BEGIN RECORD EXTRACTS
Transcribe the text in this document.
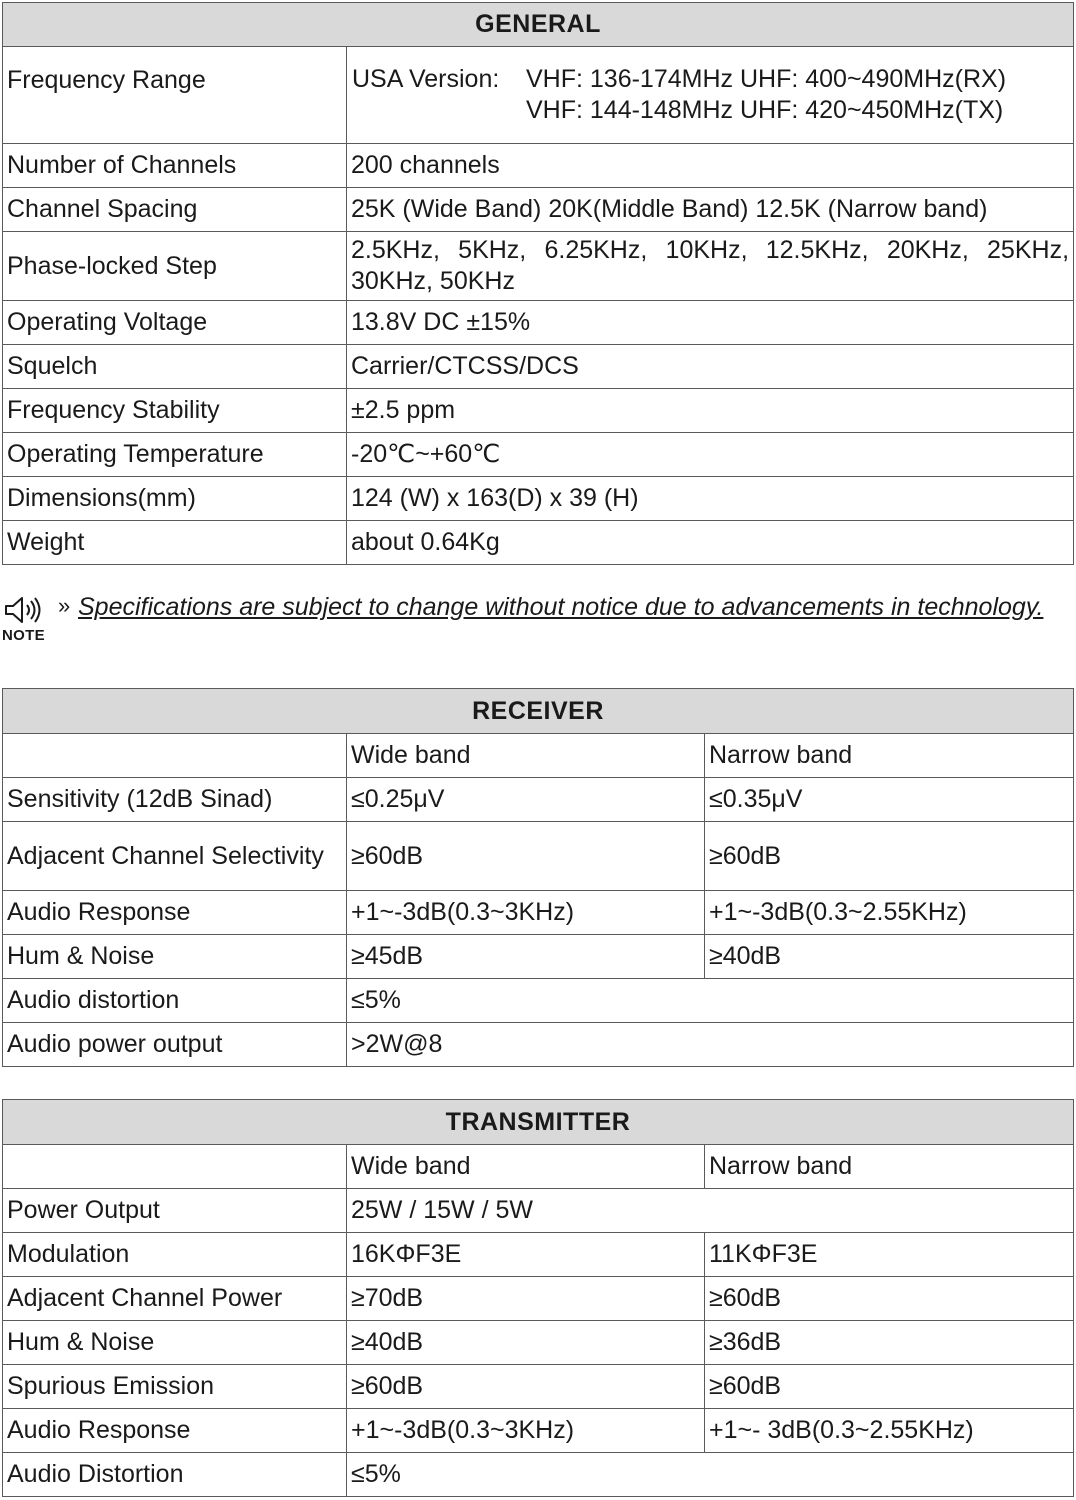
GENERAL	
Frequency Range	USA Version: VHF: 136-174MHz UHF: 400~490MHz(RX)
VHF: 144-148MHz UHF: 420~450MHz(TX)

Number of Channels	200 channels
Channel Spacing	25K (Wide Band) 20K(Middle Band) 12.5K (Narrow band)
Phase-locked Step	2.5KHz, 5KHz, 6.25KHz, 10KHz, 12.5KHz, 20KHz, 25KHz, 30KHz, 50KHz
Operating Voltage	13.8V DC ±15%
Squelch	Carrier/CTCSS/DCS
Frequency Stability	±2.5 ppm
Operating Temperature	-20℃~+60℃
Dimensions(mm)	124 (W) x 163(D) x 39 (H)
Weight	about 0.64Kg
NOTE
» Specifications are subject to change without notice due to advancements in technology.
RECEIVER		
	Wide band	Narrow band
Sensitivity (12dB Sinad)	≤0.25μV	≤0.35μV
Adjacent Channel Selectivity	≥60dB	≥60dB
Audio Response	+1~-3dB(0.3~3KHz)	+1~-3dB(0.3~2.55KHz)
Hum & Noise	≥45dB	≥40dB
Audio distortion	≤5%	
Audio power output	>2W@8	
TRANSMITTER		
	Wide band	Narrow band
Power Output	25W / 15W / 5W	
Modulation	16KΦF3E	11KΦF3E
Adjacent Channel Power	≥70dB	≥60dB
Hum & Noise	≥40dB	≥36dB
Spurious Emission	≥60dB	≥60dB
Audio Response	+1~-3dB(0.3~3KHz)	+1~- 3dB(0.3~2.55KHz)
Audio Distortion	≤5%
END RECORD EXTRACTS
> [OBJECTIVE] In the material above, how many lines hold the word "Audio"? Say only the number.

> [WRITTEN SOLUTION] 5